**EXERCISE OBJECTIVE:** Copy out each line of the material in which the word "ἴσως" appears.

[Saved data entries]

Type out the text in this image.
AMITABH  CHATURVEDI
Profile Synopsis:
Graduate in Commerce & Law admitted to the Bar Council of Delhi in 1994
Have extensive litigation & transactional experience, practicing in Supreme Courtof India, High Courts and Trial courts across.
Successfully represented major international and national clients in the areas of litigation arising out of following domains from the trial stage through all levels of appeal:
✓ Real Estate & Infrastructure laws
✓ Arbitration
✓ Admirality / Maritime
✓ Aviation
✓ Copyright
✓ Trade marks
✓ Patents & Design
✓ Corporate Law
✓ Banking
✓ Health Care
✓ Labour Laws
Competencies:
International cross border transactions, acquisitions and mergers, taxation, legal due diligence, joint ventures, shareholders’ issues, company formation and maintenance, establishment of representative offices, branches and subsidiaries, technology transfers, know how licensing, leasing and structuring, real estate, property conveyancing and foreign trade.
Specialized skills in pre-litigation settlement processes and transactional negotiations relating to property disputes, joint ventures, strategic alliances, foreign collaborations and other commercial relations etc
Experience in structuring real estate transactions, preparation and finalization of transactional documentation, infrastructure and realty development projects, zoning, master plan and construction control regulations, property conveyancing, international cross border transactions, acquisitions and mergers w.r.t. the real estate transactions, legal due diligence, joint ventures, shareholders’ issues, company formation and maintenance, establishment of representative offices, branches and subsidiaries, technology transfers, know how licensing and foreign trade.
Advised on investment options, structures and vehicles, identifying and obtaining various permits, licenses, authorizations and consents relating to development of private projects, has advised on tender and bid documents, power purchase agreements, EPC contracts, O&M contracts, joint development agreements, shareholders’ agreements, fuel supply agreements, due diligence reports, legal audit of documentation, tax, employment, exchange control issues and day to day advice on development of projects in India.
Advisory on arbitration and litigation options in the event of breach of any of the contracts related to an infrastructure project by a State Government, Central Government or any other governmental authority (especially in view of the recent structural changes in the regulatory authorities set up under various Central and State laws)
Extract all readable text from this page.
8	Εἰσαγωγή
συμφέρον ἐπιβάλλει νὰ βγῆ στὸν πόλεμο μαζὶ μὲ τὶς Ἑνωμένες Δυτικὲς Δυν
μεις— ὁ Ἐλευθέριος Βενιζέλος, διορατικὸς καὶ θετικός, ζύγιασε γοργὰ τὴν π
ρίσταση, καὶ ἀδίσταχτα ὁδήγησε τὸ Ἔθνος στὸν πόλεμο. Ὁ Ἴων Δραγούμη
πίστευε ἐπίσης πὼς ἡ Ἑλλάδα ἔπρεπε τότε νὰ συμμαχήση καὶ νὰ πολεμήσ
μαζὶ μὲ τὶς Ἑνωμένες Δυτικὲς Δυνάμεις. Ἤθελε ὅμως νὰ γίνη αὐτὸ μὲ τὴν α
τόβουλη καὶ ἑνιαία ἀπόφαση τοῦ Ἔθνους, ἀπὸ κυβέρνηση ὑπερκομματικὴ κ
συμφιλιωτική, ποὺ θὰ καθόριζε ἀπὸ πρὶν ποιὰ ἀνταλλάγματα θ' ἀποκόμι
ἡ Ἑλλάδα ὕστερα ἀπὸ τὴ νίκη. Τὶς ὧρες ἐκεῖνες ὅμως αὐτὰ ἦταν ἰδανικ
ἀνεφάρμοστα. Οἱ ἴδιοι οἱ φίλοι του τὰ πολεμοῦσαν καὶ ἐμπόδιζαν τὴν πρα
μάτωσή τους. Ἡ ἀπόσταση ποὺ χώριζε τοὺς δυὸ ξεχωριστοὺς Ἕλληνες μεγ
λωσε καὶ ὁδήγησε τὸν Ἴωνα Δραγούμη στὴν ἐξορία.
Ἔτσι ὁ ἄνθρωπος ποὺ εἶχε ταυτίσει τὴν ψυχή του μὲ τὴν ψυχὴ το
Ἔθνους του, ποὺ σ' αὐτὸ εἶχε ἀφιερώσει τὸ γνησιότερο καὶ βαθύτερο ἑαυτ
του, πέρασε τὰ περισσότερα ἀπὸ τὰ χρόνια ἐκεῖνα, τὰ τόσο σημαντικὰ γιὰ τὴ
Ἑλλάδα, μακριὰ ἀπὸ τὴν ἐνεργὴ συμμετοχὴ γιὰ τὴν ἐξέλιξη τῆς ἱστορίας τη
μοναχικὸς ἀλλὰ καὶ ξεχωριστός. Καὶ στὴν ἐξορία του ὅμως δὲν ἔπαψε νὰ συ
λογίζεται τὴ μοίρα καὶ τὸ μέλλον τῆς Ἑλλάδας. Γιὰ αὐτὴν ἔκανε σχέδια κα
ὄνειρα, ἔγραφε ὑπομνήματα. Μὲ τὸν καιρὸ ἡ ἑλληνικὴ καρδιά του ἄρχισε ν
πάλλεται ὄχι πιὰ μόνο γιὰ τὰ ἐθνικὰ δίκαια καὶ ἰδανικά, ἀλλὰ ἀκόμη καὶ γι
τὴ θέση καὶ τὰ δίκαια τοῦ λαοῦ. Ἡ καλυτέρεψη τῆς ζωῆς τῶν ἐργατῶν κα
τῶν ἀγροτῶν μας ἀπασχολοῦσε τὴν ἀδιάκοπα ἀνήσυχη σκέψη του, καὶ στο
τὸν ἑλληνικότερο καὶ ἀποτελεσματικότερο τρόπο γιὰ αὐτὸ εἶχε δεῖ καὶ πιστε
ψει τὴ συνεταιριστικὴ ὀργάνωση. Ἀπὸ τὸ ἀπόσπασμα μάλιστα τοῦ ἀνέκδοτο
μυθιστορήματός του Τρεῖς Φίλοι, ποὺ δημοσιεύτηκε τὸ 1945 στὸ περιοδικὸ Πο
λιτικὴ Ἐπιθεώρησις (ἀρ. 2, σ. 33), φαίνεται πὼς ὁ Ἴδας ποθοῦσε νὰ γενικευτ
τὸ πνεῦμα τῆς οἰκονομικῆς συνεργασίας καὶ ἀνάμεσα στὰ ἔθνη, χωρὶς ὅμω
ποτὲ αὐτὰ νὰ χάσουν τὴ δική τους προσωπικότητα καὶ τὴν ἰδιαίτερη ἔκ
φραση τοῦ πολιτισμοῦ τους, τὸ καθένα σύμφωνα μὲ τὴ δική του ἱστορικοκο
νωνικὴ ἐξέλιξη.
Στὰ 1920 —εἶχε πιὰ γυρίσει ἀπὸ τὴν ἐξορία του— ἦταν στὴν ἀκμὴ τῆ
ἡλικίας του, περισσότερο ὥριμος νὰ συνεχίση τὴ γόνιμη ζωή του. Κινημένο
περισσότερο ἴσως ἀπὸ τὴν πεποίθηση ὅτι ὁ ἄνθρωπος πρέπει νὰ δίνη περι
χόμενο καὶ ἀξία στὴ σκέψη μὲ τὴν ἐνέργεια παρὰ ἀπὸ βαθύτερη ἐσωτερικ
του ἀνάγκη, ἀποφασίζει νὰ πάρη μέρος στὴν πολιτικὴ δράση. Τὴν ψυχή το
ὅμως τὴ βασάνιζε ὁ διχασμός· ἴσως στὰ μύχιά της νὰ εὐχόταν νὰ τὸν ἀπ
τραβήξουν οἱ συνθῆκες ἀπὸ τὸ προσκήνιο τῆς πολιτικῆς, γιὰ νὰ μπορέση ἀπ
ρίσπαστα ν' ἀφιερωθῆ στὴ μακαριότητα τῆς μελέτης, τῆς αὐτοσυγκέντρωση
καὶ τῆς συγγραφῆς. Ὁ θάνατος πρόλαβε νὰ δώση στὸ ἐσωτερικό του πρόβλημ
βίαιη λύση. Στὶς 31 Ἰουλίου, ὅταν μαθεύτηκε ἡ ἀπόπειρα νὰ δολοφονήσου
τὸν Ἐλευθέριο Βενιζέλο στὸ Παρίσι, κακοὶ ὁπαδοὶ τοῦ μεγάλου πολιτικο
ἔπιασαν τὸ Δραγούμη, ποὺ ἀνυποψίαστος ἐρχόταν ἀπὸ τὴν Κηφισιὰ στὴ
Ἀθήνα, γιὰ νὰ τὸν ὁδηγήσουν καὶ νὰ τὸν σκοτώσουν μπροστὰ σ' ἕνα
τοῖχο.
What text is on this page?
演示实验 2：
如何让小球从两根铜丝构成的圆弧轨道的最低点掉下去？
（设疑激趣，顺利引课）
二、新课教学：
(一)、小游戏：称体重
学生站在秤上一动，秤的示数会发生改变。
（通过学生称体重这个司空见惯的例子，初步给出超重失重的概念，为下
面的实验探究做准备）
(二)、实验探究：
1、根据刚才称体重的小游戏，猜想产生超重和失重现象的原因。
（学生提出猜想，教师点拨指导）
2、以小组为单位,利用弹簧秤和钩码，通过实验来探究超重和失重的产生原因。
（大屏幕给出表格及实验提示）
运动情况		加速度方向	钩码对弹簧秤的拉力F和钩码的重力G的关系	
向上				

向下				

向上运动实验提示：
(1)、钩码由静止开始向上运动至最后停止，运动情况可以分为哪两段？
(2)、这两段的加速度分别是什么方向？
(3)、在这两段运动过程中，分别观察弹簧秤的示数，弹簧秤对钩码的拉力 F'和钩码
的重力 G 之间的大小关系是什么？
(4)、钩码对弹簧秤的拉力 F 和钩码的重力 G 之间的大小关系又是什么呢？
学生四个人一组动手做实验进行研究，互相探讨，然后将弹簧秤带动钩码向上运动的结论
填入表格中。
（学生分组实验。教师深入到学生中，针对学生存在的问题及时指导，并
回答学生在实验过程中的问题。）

**WRITTEN SOLUTION:**
περισσότερο ἴσως ἀπὸ τὴν πεποίθηση ὅτι ὁ ἄνθρωπος πρέπει νὰ δίνη περι
ὅμως τὴ βασάνιζε ὁ διχασμός· ἴσως στὰ μύχιά της νὰ εὐχόταν νὰ τὸν ἀπ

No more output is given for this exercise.